Restate the entries below word for word, omitting nothing.

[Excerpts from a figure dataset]
————————

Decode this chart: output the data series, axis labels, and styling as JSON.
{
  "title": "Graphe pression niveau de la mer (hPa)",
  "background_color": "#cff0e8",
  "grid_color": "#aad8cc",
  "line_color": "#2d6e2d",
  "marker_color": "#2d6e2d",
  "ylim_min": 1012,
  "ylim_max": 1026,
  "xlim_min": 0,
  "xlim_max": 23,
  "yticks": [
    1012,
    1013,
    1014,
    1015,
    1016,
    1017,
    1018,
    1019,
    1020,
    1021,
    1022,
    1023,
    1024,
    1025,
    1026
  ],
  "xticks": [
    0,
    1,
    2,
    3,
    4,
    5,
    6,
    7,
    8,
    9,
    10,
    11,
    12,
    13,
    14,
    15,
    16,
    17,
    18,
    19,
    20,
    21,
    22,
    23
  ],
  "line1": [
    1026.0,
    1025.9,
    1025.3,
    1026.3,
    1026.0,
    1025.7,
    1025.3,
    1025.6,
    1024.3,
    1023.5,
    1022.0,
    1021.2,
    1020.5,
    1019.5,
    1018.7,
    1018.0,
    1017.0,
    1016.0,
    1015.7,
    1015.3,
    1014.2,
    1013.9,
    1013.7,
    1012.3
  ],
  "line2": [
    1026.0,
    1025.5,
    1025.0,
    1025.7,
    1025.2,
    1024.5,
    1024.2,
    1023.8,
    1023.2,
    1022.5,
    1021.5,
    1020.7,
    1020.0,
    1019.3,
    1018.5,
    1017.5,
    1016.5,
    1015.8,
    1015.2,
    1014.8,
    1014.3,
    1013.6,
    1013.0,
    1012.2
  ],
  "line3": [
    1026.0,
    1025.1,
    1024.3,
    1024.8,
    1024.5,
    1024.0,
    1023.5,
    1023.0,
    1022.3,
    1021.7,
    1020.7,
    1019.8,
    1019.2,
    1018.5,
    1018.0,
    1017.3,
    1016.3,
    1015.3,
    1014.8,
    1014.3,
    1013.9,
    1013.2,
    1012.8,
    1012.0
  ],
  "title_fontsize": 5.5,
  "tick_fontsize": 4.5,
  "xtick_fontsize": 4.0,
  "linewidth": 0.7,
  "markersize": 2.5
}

————————

[Answer to the exercise]
Decode this chart: output the data series, axis labels, and styling as JSON.
{
  "title": "Graphe pression niveau de la mer (hPa)",
  "background_color": "#cff0e8",
  "grid_color": "#aad8cc",
  "line_color": "#2d6e2d",
  "marker_color": "#2d6e2d",
  "ylim_min": 1012,
  "ylim_max": 1026,
  "xlim_min": 0,
  "xlim_max": 23,
  "yticks": [
    1012,
    1013,
    1014,
    1015,
    1016,
    1017,
    1018,
    1019,
    1020,
    1021,
    1022,
    1023,
    1024,
    1025,
    1026
  ],
  "xticks": [
    0,
    1,
    2,
    3,
    4,
    5,
    6,
    7,
    8,
    9,
    10,
    11,
    12,
    13,
    14,
    15,
    16,
    17,
    18,
    19,
    20,
    21,
    22,
    23
  ],
  "line1": [
    1026.0,
    1025.9,
    1025.3,
    1026.3,
    1026.0,
    1025.7,
    1025.3,
    1025.6,
    1024.3,
    1023.5,
    1022.0,
    1021.2,
    1020.5,
    1019.5,
    1018.7,
    1018.0,
    1017.0,
    1016.0,
    1015.7,
    1015.3,
    1014.2,
    1013.9,
    1013.7,
    1012.3
  ],
  "line2": [
    1026.0,
    1025.5,
    1025.0,
    1025.7,
    1025.2,
    1024.5,
    1024.2,
    1023.8,
    1023.2,
    1022.5,
    1021.5,
    1020.7,
    1020.0,
    1019.3,
    1018.5,
    1017.5,
    1016.5,
    1015.8,
    1015.2,
    1014.8,
    1014.3,
    1013.6,
    1013.0,
    1012.2
  ],
  "line3": [
    1026.0,
    1025.1,
    1024.3,
    1024.8,
    1024.5,
    1024.0,
    1023.5,
    1023.0,
    1022.3,
    1021.7,
    1020.7,
    1019.8,
    1019.2,
    1018.5,
    1018.0,
    1017.3,
    1016.3,
    1015.3,
    1014.8,
    1014.3,
    1013.9,
    1013.2,
    1012.8,
    1012.0
  ],
  "title_fontsize": 5.5,
  "tick_fontsize": 4.5,
  "xtick_fontsize": 4.0,
  "linewidth": 0.7,
  "markersize": 2.5
}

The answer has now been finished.